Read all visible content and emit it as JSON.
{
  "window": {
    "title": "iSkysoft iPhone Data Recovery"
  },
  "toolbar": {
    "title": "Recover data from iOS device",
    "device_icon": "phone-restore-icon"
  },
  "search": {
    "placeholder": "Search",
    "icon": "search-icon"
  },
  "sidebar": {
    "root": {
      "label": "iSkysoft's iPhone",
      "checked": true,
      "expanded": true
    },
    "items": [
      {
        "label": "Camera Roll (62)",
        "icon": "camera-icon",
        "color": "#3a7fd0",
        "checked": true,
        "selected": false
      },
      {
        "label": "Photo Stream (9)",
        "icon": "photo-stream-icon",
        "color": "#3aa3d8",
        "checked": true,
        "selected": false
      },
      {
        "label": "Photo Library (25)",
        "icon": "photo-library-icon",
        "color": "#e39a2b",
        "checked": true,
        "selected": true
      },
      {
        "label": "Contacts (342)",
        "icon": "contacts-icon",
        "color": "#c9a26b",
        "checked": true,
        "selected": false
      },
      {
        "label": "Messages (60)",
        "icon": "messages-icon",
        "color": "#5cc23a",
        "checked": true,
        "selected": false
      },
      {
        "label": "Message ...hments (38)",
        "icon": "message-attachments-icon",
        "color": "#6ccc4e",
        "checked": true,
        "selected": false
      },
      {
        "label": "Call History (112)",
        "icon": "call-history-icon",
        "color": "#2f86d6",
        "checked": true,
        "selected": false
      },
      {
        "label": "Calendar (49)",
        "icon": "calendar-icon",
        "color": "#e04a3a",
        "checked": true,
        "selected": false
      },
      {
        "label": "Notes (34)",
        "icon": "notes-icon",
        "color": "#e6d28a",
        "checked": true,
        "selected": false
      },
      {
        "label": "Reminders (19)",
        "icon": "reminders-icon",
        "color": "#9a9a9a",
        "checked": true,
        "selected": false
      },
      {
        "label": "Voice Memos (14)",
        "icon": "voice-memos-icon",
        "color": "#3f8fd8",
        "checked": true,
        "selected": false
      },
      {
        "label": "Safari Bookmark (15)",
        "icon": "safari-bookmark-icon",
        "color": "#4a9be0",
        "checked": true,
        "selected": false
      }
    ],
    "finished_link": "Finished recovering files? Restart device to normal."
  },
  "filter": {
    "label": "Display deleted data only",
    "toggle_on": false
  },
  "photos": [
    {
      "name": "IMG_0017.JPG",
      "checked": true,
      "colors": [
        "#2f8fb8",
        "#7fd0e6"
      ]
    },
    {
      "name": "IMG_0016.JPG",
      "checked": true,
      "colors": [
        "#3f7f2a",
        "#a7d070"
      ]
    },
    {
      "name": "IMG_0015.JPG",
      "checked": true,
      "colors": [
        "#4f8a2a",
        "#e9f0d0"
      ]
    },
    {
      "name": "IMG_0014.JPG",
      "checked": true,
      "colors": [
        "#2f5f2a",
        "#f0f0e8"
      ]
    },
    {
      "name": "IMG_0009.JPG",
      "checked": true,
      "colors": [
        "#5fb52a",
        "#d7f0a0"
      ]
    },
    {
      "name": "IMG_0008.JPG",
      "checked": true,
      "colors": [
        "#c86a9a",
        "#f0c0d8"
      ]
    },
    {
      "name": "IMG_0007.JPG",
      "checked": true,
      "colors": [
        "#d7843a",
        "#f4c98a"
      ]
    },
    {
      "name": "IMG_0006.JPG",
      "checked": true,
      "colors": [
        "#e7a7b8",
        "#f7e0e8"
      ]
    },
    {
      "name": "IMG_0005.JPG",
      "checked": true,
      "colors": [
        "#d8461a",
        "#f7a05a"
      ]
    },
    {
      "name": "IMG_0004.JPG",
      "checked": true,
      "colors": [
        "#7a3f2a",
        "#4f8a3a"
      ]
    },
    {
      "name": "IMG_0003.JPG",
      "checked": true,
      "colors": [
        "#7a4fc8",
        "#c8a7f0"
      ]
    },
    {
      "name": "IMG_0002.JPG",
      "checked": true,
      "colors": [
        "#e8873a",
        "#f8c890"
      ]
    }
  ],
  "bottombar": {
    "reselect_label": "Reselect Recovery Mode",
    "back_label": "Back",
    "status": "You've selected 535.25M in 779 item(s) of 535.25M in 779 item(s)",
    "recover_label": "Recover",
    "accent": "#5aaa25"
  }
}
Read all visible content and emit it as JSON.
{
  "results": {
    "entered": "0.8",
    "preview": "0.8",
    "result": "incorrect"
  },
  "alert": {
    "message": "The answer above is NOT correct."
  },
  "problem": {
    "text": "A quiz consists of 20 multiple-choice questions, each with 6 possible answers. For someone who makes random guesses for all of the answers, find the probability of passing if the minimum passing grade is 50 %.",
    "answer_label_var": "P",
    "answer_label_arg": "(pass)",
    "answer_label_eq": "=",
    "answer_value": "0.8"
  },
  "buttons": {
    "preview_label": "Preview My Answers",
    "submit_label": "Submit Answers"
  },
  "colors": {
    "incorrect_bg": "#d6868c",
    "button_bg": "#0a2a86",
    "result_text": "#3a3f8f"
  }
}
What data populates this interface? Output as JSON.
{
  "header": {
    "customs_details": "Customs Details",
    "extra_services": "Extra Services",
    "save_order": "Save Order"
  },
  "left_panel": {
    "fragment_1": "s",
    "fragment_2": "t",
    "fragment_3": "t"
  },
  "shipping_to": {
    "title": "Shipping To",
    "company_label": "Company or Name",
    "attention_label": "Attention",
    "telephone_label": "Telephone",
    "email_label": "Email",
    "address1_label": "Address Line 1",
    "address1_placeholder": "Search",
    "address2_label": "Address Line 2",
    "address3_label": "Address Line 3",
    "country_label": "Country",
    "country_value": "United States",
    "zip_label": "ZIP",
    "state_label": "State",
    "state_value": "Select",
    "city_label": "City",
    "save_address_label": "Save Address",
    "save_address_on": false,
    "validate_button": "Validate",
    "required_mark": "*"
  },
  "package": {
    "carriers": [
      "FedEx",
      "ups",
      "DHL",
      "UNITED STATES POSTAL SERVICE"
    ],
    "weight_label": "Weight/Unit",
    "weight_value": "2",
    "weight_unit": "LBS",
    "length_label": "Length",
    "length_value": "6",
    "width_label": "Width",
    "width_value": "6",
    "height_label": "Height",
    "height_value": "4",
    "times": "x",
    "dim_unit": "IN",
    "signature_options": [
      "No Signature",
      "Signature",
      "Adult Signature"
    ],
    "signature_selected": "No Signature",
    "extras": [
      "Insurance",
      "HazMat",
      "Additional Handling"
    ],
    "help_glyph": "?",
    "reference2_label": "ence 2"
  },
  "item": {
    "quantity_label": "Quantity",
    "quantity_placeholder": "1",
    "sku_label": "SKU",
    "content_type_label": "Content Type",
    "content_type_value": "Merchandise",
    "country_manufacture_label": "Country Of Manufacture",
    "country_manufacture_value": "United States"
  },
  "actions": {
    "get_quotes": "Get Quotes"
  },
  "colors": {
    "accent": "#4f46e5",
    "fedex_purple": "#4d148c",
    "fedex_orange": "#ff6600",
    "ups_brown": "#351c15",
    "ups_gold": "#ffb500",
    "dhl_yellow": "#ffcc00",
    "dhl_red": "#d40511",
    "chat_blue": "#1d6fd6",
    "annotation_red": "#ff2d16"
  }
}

──────

Make an exact copy of the data above.

Read all visible content and emit it as JSON.
{
  "window": {
    "title": "iSkysoft iPhone Data Recovery"
  },
  "toolbar": {
    "title": "Recover data from iOS device",
    "device_icon": "phone-restore-icon"
  },
  "search": {
    "placeholder": "Search",
    "icon": "search-icon"
  },
  "sidebar": {
    "root": {
      "label": "iSkysoft's iPhone",
      "checked": true,
      "expanded": true
    },
    "items": [
      {
        "label": "Camera Roll (62)",
        "icon": "camera-icon",
        "color": "#3a7fd0",
        "checked": true,
        "selected": false
      },
      {
        "label": "Photo Stream (9)",
        "icon": "photo-stream-icon",
        "color": "#3aa3d8",
        "checked": true,
        "selected": false
      },
      {
        "label": "Photo Library (25)",
        "icon": "photo-library-icon",
        "color": "#e39a2b",
        "checked": true,
        "selected": true
      },
      {
        "label": "Contacts (342)",
        "icon": "contacts-icon",
        "color": "#c9a26b",
        "checked": true,
        "selected": false
      },
      {
        "label": "Messages (60)",
        "icon": "messages-icon",
        "color": "#5cc23a",
        "checked": true,
        "selected": false
      },
      {
        "label": "Message ...hments (38)",
        "icon": "message-attachments-icon",
        "color": "#6ccc4e",
        "checked": true,
        "selected": false
      },
      {
        "label": "Call History (112)",
        "icon": "call-history-icon",
        "color": "#2f86d6",
        "checked": true,
        "selected": false
      },
      {
        "label": "Calendar (49)",
        "icon": "calendar-icon",
        "color": "#e04a3a",
        "checked": true,
        "selected": false
      },
      {
        "label": "Notes (34)",
        "icon": "notes-icon",
        "color": "#e6d28a",
        "checked": true,
        "selected": false
      },
      {
        "label": "Reminders (19)",
        "icon": "reminders-icon",
        "color": "#9a9a9a",
        "checked": true,
        "selected": false
      },
      {
        "label": "Voice Memos (14)",
        "icon": "voice-memos-icon",
        "color": "#3f8fd8",
        "checked": true,
        "selected": false
      },
      {
        "label": "Safari Bookmark (15)",
        "icon": "safari-bookmark-icon",
        "color": "#4a9be0",
        "checked": true,
        "selected": false
      }
    ],
    "finished_link": "Finished recovering files? Restart device to normal."
  },
  "filter": {
    "label": "Display deleted data only",
    "toggle_on": false
  },
  "photos": [
    {
      "name": "IMG_0017.JPG",
      "checked": true,
      "colors": [
        "#2f8fb8",
        "#7fd0e6"
      ]
    },
    {
      "name": "IMG_0016.JPG",
      "checked": true,
      "colors": [
        "#3f7f2a",
        "#a7d070"
      ]
    },
    {
      "name": "IMG_0015.JPG",
      "checked": true,
      "colors": [
        "#4f8a2a",
        "#e9f0d0"
      ]
    },
    {
      "name": "IMG_0014.JPG",
      "checked": true,
      "colors": [
        "#2f5f2a",
        "#f0f0e8"
      ]
    },
    {
      "name": "IMG_0009.JPG",
      "checked": true,
      "colors": [
        "#5fb52a",
        "#d7f0a0"
      ]
    },
    {
      "name": "IMG_0008.JPG",
      "checked": true,
      "colors": [
        "#c86a9a",
        "#f0c0d8"
      ]
    },
    {
      "name": "IMG_0007.JPG",
      "checked": true,
      "colors": [
        "#d7843a",
        "#f4c98a"
      ]
    },
    {
      "name": "IMG_0006.JPG",
      "checked": true,
      "colors": [
        "#e7a7b8",
        "#f7e0e8"
      ]
    },
    {
      "name": "IMG_0005.JPG",
      "checked": true,
      "colors": [
        "#d8461a",
        "#f7a05a"
      ]
    },
    {
      "name": "IMG_0004.JPG",
      "checked": true,
      "colors": [
        "#7a3f2a",
        "#4f8a3a"
      ]
    },
    {
      "name": "IMG_0003.JPG",
      "checked": true,
      "colors": [
        "#7a4fc8",
        "#c8a7f0"
      ]
    },
    {
      "name": "IMG_0002.JPG",
      "checked": true,
      "colors": [
        "#e8873a",
        "#f8c890"
      ]
    }
  ],
  "bottombar": {
    "reselect_label": "Reselect Recovery Mode",
    "back_label": "Back",
    "status": "You've selected 535.25M in 779 item(s) of 535.25M in 779 item(s)",
    "recover_label": "Recover",
    "accent": "#5aaa25"
  }
}
Read all visible content and emit it as JSON.
{
  "results": {
    "entered": "0.8",
    "preview": "0.8",
    "result": "incorrect"
  },
  "alert": {
    "message": "The answer above is NOT correct."
  },
  "problem": {
    "text": "A quiz consists of 20 multiple-choice questions, each with 6 possible answers. For someone who makes random guesses for all of the answers, find the probability of passing if the minimum passing grade is 50 %.",
    "answer_label_var": "P",
    "answer_label_arg": "(pass)",
    "answer_label_eq": "=",
    "answer_value": "0.8"
  },
  "buttons": {
    "preview_label": "Preview My Answers",
    "submit_label": "Submit Answers"
  },
  "colors": {
    "incorrect_bg": "#d6868c",
    "button_bg": "#0a2a86",
    "result_text": "#3a3f8f"
  }
}
What data populates this interface? Output as JSON.
{
  "header": {
    "customs_details": "Customs Details",
    "extra_services": "Extra Services",
    "save_order": "Save Order"
  },
  "left_panel": {
    "fragment_1": "s",
    "fragment_2": "t",
    "fragment_3": "t"
  },
  "shipping_to": {
    "title": "Shipping To",
    "company_label": "Company or Name",
    "attention_label": "Attention",
    "telephone_label": "Telephone",
    "email_label": "Email",
    "address1_label": "Address Line 1",
    "address1_placeholder": "Search",
    "address2_label": "Address Line 2",
    "address3_label": "Address Line 3",
    "country_label": "Country",
    "country_value": "United States",
    "zip_label": "ZIP",
    "state_label": "State",
    "state_value": "Select",
    "city_label": "City",
    "save_address_label": "Save Address",
    "save_address_on": false,
    "validate_button": "Validate",
    "required_mark": "*"
  },
  "package": {
    "carriers": [
      "FedEx",
      "ups",
      "DHL",
      "UNITED STATES POSTAL SERVICE"
    ],
    "weight_label": "Weight/Unit",
    "weight_value": "2",
    "weight_unit": "LBS",
    "length_label": "Length",
    "length_value": "6",
    "width_label": "Width",
    "width_value": "6",
    "height_label": "Height",
    "height_value": "4",
    "times": "x",
    "dim_unit": "IN",
    "signature_options": [
      "No Signature",
      "Signature",
      "Adult Signature"
    ],
    "signature_selected": "No Signature",
    "extras": [
      "Insurance",
      "HazMat",
      "Additional Handling"
    ],
    "help_glyph": "?",
    "reference2_label": "ence 2"
  },
  "item": {
    "quantity_label": "Quantity",
    "quantity_placeholder": "1",
    "sku_label": "SKU",
    "content_type_label": "Content Type",
    "content_type_value": "Merchandise",
    "country_manufacture_label": "Country Of Manufacture",
    "country_manufacture_value": "United States"
  },
  "actions": {
    "get_quotes": "Get Quotes"
  },
  "colors": {
    "accent": "#4f46e5",
    "fedex_purple": "#4d148c",
    "fedex_orange": "#ff6600",
    "ups_brown": "#351c15",
    "ups_gold": "#ffb500",
    "dhl_yellow": "#ffcc00",
    "dhl_red": "#d40511",
    "chat_blue": "#1d6fd6",
    "annotation_red": "#ff2d16"
  }
}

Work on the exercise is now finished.